# start of Records supplied
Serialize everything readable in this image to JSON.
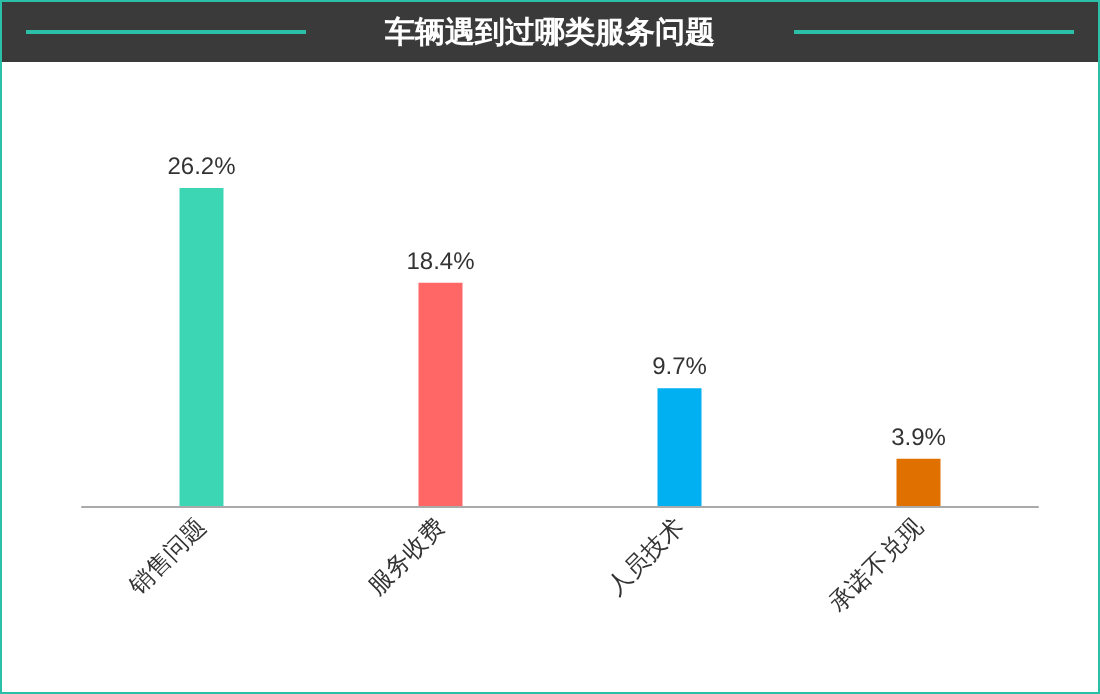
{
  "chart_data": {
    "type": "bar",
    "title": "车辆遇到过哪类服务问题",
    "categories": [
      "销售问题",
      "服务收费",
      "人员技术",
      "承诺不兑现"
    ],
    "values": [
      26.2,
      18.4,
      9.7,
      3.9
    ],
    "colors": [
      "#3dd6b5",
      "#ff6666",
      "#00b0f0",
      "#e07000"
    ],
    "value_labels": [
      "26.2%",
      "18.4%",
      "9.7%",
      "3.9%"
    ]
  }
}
# end of Records supplied
# start of Records supplied
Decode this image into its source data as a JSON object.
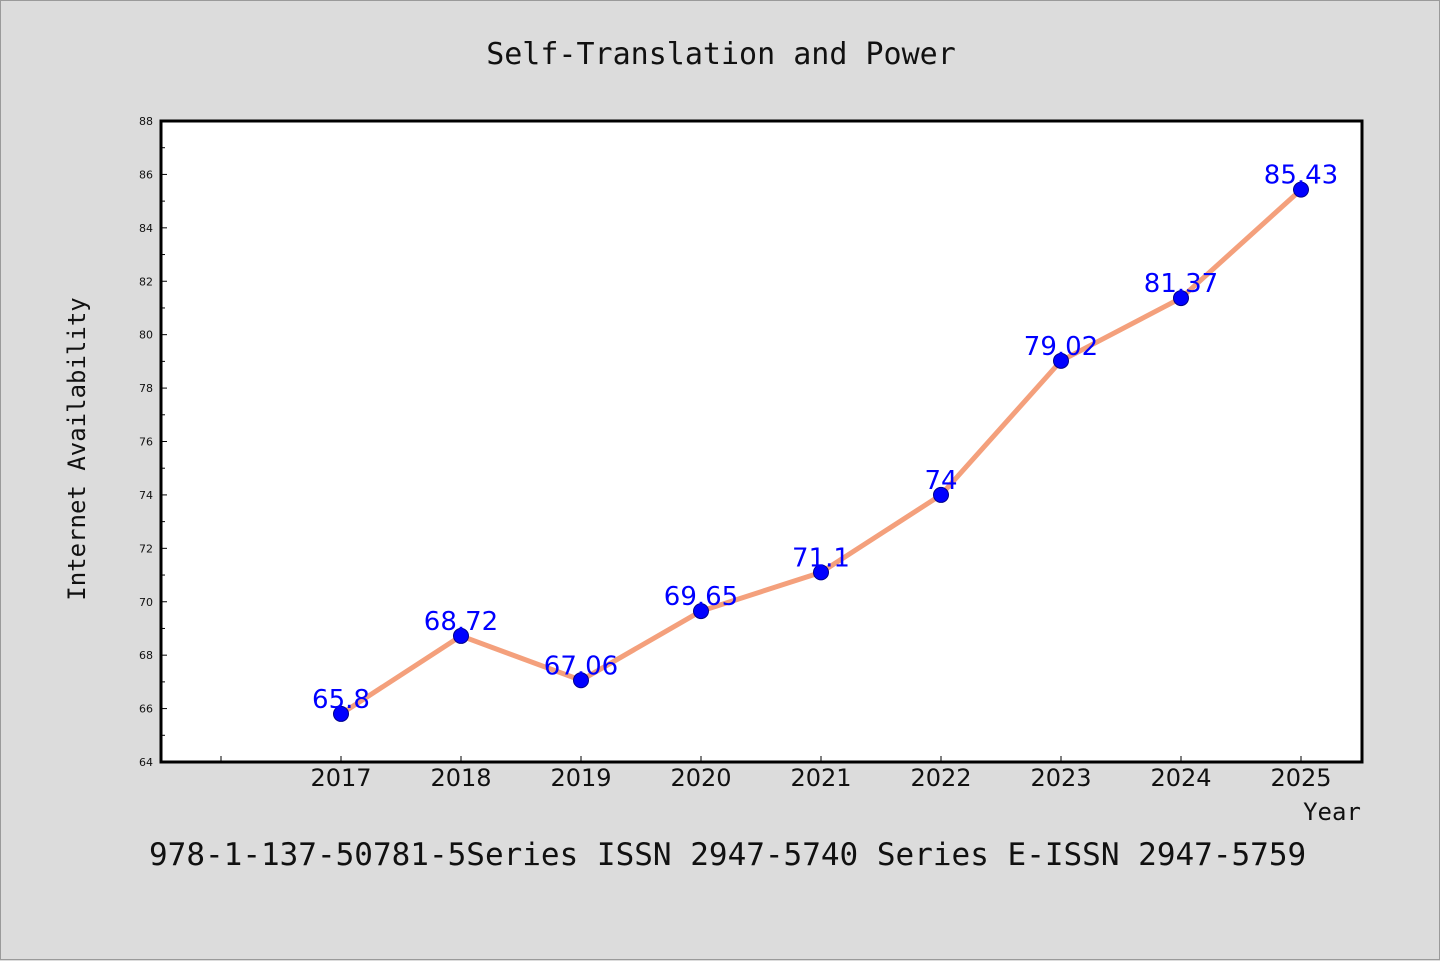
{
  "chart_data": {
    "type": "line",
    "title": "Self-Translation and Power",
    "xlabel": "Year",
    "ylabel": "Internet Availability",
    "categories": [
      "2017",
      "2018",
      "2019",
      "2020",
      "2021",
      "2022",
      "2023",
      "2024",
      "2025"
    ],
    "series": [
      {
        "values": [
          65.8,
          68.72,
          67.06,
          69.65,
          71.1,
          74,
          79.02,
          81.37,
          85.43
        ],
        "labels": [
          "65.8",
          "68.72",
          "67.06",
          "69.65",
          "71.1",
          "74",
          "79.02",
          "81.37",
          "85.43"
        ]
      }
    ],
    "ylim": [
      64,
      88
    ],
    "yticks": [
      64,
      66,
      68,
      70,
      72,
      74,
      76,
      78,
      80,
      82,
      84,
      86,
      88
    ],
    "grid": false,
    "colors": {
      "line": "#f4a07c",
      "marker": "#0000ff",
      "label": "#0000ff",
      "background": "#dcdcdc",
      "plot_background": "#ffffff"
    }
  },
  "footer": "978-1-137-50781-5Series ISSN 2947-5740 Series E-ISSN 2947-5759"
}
# end of Records supplied
Problem details> From the listing, tally every line with the word "title" in it and give only the tally.

Answer to the task> 2